Requirement:
From the listing below, extract every line containing "Name".

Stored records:
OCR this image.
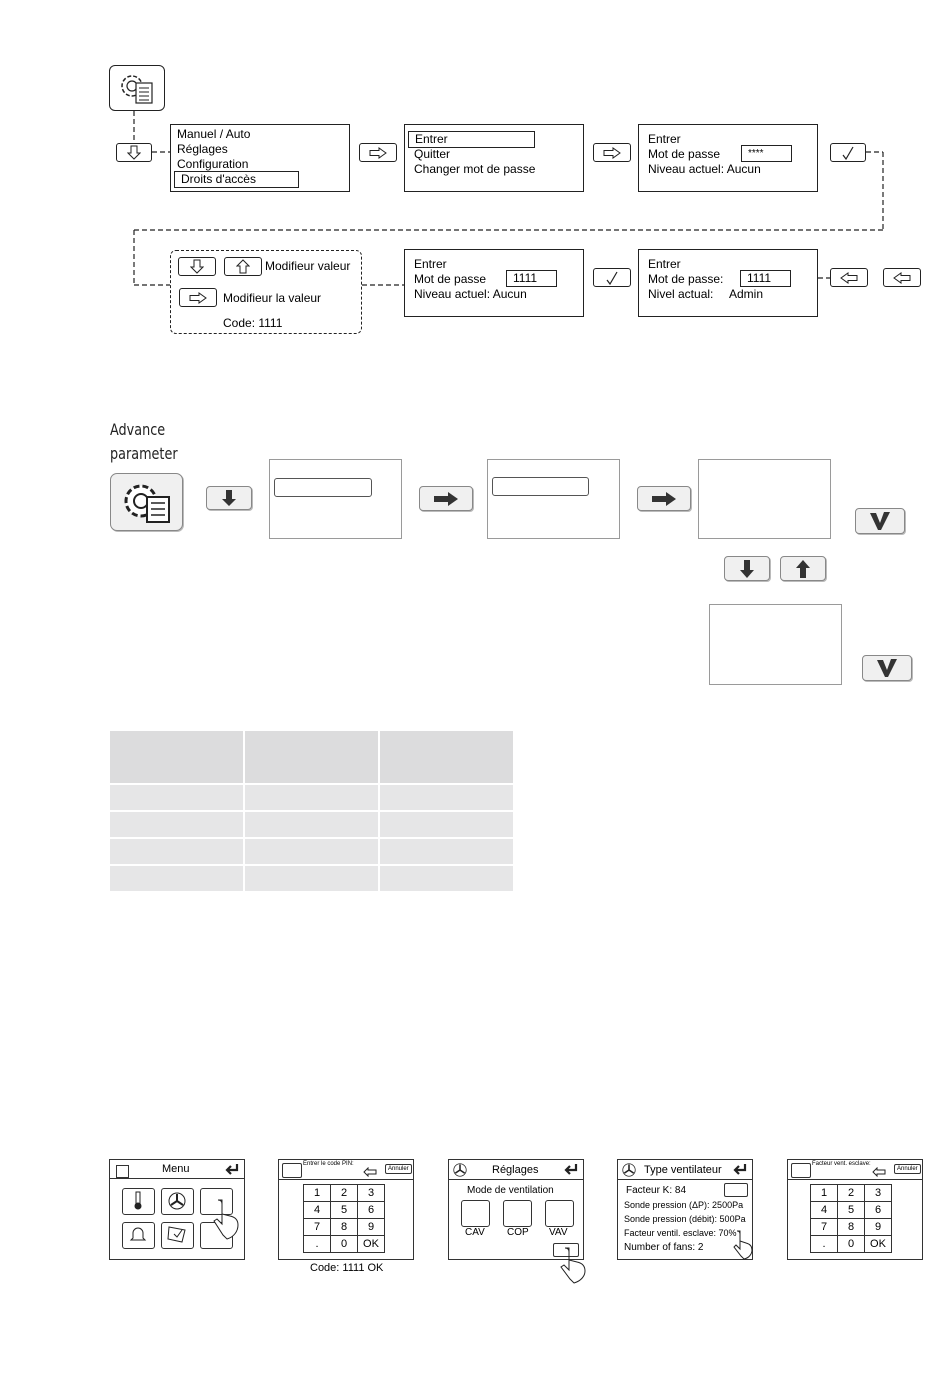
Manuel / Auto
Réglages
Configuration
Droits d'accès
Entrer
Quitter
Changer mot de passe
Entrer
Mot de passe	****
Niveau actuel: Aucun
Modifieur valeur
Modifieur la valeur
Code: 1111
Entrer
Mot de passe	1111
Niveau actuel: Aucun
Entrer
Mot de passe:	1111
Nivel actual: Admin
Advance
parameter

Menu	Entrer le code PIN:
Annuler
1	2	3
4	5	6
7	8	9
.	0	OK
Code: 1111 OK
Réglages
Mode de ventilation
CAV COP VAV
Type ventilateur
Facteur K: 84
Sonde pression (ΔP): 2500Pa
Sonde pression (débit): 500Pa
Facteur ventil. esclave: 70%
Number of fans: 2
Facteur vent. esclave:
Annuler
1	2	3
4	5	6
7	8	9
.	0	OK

---

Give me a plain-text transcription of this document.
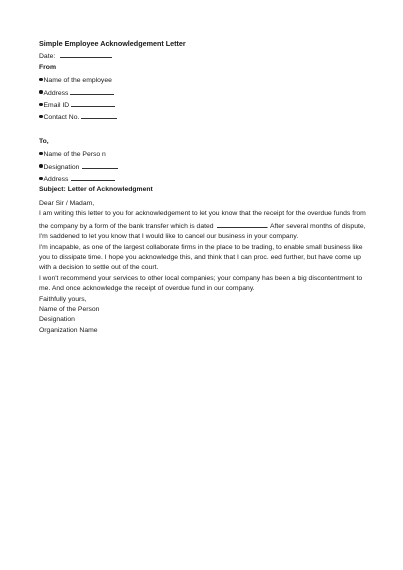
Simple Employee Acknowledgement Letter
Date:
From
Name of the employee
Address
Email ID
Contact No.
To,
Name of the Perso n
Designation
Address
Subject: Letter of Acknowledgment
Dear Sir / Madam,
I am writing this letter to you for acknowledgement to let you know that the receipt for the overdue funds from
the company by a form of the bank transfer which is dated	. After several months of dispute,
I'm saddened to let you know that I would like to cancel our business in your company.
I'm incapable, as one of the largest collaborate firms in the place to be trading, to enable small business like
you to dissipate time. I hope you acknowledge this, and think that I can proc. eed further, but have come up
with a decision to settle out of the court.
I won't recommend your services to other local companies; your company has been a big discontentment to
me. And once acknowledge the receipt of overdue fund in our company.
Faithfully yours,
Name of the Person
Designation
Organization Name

Response to the task:
Name of the employee
Name of the Perso n
Name of the Person
Organization Name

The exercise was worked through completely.